Dataset entries on figures:
◆ ◆ ◆ ◆
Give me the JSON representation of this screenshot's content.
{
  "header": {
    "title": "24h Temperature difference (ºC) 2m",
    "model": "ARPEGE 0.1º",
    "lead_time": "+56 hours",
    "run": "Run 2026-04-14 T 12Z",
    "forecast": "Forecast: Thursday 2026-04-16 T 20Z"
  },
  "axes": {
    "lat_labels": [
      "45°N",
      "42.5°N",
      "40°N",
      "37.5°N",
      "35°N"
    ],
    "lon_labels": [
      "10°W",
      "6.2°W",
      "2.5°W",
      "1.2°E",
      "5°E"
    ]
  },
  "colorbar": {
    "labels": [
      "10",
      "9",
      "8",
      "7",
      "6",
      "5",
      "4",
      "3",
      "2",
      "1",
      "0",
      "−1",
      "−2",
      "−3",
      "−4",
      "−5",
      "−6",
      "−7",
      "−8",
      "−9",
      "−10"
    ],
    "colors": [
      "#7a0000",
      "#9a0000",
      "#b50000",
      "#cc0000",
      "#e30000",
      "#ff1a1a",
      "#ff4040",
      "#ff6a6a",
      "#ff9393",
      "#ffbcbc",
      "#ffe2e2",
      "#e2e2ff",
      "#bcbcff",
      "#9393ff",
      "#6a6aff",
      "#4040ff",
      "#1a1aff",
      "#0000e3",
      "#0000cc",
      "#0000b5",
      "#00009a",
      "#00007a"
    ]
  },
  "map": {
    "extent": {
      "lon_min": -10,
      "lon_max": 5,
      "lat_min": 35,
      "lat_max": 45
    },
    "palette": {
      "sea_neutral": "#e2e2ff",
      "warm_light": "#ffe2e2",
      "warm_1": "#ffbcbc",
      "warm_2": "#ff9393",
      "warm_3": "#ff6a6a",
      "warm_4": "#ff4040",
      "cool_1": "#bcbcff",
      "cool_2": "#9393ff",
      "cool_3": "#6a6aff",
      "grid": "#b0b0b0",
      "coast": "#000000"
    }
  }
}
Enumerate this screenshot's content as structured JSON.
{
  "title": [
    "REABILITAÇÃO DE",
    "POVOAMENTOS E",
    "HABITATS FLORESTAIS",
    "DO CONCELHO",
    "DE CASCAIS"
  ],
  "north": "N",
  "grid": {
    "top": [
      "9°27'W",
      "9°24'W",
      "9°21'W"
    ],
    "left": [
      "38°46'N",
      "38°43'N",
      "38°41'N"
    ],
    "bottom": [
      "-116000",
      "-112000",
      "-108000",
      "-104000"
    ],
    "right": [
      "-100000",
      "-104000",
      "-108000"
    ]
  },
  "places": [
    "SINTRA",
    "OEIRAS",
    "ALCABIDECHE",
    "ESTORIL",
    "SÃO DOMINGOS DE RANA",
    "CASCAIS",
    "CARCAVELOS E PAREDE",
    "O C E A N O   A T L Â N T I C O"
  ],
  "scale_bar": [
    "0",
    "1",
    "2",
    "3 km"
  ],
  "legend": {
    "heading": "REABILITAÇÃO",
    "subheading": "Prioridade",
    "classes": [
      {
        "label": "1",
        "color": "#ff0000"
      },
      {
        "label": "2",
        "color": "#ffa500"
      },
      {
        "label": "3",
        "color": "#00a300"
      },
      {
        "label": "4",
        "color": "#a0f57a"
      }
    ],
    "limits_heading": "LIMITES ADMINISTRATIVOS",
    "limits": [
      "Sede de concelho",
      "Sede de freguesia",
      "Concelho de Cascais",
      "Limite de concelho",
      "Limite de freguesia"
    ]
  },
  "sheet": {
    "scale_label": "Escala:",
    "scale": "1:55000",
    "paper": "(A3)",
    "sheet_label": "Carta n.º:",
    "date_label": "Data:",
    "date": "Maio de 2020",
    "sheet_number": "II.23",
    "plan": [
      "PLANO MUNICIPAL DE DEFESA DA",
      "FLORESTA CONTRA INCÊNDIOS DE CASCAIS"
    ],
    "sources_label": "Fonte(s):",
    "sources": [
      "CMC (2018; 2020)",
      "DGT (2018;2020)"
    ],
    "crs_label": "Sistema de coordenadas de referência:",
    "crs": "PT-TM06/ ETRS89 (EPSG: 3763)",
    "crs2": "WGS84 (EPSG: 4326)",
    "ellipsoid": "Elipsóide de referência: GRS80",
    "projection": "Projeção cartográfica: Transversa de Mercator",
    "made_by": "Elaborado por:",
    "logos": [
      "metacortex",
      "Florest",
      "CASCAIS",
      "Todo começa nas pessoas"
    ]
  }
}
◆ ◆ ◆ ◆
Work to do:
Search the records above for the string "JSON". Copy every line that contains it.

Complete output:
Give me the JSON representation of this screenshot's content.
Enumerate this screenshot's content as structured JSON.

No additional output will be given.